= The request =
In the entries from the line with "Give me the" to the line with "518, 321, 548]", change "avatar-image" to "profile-image" and leave everything else unchanged. Return only those lines, without the picture.

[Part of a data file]
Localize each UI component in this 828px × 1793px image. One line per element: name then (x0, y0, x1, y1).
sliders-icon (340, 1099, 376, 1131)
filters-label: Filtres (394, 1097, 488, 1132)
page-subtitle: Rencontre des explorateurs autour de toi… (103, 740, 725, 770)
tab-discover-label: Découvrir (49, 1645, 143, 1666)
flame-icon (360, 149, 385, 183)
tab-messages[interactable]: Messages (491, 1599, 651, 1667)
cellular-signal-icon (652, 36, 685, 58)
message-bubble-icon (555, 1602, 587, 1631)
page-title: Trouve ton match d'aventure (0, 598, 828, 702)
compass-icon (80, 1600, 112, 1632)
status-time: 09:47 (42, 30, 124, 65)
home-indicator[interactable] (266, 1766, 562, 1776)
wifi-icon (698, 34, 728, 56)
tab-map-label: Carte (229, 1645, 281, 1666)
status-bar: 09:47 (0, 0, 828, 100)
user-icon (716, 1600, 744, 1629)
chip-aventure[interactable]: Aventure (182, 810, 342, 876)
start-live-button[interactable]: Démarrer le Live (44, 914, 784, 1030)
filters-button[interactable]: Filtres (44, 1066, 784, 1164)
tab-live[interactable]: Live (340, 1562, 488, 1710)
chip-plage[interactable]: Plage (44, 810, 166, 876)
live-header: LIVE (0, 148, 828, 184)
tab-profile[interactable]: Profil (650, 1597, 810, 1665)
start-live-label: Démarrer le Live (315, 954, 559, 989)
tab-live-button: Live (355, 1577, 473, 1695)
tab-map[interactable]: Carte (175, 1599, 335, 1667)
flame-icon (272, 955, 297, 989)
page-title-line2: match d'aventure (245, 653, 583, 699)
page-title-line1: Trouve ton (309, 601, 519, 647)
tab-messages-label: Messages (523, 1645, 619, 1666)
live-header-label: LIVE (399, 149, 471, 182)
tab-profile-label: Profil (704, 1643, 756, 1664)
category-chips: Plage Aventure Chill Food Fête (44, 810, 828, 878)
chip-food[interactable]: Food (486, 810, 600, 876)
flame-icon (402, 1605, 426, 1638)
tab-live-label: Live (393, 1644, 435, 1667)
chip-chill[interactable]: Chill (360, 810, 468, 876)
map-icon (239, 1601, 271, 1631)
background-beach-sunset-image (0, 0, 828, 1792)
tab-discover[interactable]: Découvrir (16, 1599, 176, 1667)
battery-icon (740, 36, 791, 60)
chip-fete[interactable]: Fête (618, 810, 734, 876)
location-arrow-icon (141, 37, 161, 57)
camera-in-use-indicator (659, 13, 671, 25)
* * *
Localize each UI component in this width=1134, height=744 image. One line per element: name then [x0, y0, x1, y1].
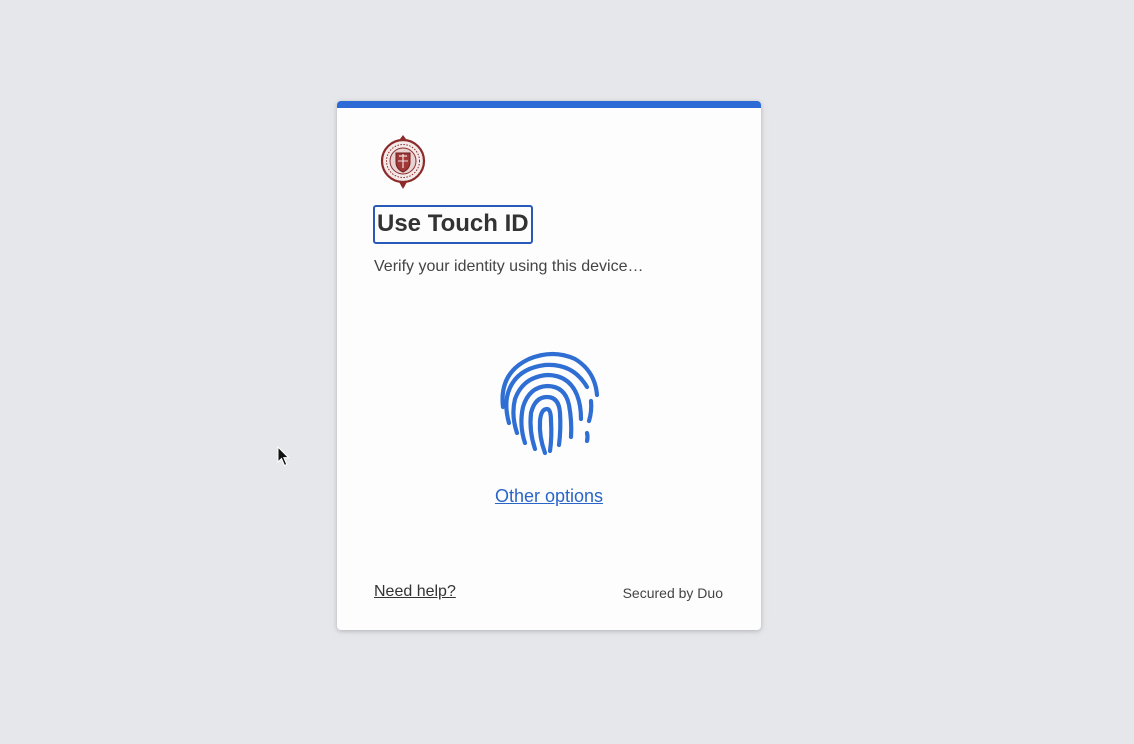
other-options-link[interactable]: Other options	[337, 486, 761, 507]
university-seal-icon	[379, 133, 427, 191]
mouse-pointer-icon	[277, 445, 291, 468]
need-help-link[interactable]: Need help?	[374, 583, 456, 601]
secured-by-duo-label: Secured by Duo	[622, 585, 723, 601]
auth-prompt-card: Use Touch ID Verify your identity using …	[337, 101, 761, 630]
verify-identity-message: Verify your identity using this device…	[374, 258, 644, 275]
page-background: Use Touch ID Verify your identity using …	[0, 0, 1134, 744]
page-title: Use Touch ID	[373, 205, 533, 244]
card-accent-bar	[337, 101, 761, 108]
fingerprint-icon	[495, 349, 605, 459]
---
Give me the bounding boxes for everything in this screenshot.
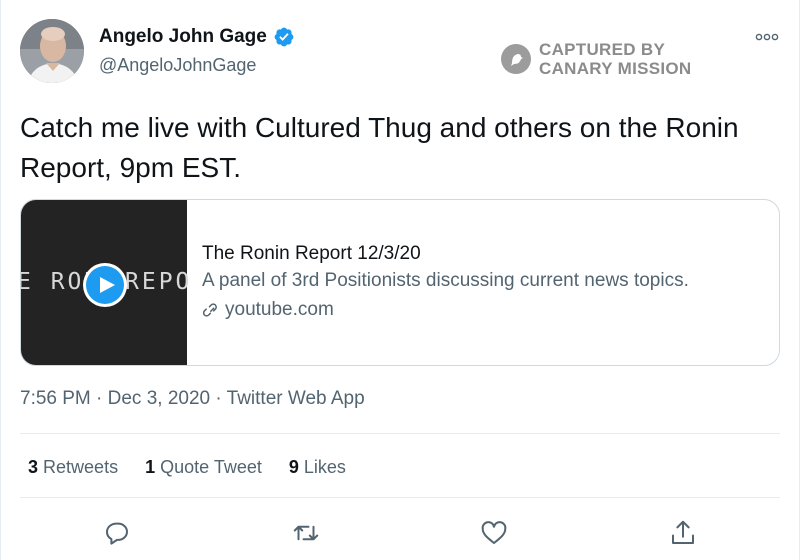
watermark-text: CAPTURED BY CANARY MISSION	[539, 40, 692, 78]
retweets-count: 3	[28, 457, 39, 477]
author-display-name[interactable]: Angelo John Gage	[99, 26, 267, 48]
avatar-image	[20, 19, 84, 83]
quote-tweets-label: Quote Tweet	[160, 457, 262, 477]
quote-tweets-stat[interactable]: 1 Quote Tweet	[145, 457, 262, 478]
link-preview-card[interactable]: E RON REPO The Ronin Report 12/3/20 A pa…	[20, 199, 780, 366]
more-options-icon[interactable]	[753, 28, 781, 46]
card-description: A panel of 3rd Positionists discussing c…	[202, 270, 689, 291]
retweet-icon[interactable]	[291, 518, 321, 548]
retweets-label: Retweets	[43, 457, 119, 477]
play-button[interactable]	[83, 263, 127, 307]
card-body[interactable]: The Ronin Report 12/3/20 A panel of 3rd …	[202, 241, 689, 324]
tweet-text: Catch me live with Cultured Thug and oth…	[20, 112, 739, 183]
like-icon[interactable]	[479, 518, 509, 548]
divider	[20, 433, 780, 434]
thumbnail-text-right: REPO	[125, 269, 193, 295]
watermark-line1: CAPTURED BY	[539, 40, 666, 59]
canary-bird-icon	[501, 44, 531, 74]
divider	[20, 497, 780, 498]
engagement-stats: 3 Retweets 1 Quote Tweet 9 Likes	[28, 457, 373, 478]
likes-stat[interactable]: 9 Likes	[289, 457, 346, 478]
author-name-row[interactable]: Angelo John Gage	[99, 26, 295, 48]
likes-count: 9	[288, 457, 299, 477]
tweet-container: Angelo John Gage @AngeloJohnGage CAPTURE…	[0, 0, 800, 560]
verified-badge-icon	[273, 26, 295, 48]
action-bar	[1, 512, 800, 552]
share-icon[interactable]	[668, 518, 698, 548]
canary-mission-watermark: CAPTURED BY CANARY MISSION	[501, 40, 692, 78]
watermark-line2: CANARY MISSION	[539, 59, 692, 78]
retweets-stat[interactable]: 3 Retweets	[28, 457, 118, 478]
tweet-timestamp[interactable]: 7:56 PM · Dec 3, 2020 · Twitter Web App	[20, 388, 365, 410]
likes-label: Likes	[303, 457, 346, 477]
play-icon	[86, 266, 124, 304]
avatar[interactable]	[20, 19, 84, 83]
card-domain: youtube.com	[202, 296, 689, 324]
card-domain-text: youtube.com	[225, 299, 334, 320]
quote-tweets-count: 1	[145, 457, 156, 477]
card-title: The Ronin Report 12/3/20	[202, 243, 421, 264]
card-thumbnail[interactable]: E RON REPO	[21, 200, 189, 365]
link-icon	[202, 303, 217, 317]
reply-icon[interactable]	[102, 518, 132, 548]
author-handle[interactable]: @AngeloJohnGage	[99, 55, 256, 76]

= Finished task =
Give me the bounding boxes for everything in this screenshot.
watermark-text: CAPTURED BY CANARY MISSION	[539, 40, 692, 78]
retweets-count: 3	[28, 457, 39, 477]
author-display-name[interactable]: Angelo John Gage	[99, 26, 267, 48]
profile-image	[20, 19, 84, 83]
quote-tweets-label: Quote Tweet	[160, 457, 262, 477]
quote-tweets-stat[interactable]: 1 Quote Tweet	[145, 457, 262, 478]
link-preview-card[interactable]: E RON REPO The Ronin Report 12/3/20 A pa…	[20, 199, 780, 366]
more-options-icon[interactable]	[753, 28, 781, 46]
card-description: A panel of 3rd Positionists discussing c…	[202, 270, 689, 291]
retweet-icon[interactable]	[291, 518, 321, 548]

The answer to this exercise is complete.